Task:
Return every line of the listing below verbatim, with no character changed, added or dropped.

Supplied material:
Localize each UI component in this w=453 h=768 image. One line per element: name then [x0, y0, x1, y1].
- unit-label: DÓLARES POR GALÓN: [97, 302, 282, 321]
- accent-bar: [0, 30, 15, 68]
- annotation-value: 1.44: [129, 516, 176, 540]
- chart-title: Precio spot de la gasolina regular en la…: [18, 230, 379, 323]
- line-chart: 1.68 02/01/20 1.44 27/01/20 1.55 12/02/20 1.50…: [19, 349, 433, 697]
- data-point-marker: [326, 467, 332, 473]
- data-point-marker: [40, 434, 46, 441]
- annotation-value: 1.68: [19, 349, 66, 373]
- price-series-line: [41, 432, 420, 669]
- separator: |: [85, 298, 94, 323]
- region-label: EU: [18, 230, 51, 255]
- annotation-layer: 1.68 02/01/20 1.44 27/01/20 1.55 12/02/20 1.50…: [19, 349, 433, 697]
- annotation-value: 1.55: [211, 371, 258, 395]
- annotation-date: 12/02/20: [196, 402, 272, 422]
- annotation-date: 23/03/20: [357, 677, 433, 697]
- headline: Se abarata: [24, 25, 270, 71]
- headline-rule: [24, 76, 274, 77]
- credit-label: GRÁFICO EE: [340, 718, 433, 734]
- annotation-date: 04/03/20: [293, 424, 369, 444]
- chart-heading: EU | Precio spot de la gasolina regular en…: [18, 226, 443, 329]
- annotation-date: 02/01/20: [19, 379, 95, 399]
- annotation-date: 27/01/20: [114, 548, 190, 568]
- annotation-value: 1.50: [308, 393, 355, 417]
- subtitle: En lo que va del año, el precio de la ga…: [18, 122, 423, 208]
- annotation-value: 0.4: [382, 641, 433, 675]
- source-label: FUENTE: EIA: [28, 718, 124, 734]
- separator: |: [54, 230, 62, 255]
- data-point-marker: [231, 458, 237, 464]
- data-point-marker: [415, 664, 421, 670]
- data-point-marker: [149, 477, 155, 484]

Reply:
Localize each UI component in this w=453 h=768 image. One line per element: name then [x0, y0, x1, y1].
- unit-label: DÓLARES POR GALÓN: [97, 302, 282, 321]
- accent-bar: [0, 30, 15, 68]
- annotation-value: 1.44: [129, 516, 176, 540]
- chart-title: Precio spot de la gasolina regular en la…: [18, 230, 379, 323]
- line-chart: 1.68 02/01/20 1.44 27/01/20 1.55 12/02/20 1.50…: [19, 349, 433, 697]
- data-point-marker: [326, 467, 332, 473]
- data-point-marker: [40, 434, 46, 441]
- annotation-value: 1.68: [19, 349, 66, 373]
- price-series-line: [41, 432, 420, 669]
- separator: |: [85, 298, 94, 323]
- region-label: EU: [18, 230, 51, 255]
- annotation-layer: 1.68 02/01/20 1.44 27/01/20 1.55 12/02/20 1.50…: [19, 349, 433, 697]
- annotation-value: 1.55: [211, 371, 258, 395]
- annotation-date: 12/02/20: [196, 402, 272, 422]
- annotation-date: 23/03/20: [357, 677, 433, 697]
- headline: Se abarata: [24, 25, 270, 71]
- headline-rule: [24, 76, 274, 77]
- credit-label: GRÁFICO EE: [340, 718, 433, 734]
- annotation-date: 04/03/20: [293, 424, 369, 444]
- chart-heading: EU | Precio spot de la gasolina regular en…: [18, 226, 443, 329]
- annotation-date: 02/01/20: [19, 379, 95, 399]
- annotation-date: 27/01/20: [114, 548, 190, 568]
- annotation-value: 1.50: [308, 393, 355, 417]
- subtitle: En lo que va del año, el precio de la ga…: [18, 122, 423, 208]
- annotation-value: 0.4: [382, 641, 433, 675]
- source-label: FUENTE: EIA: [28, 718, 124, 734]
- separator: |: [54, 230, 62, 255]
- data-point-marker: [231, 458, 237, 464]
- data-point-marker: [415, 664, 421, 670]
- data-point-marker: [149, 477, 155, 484]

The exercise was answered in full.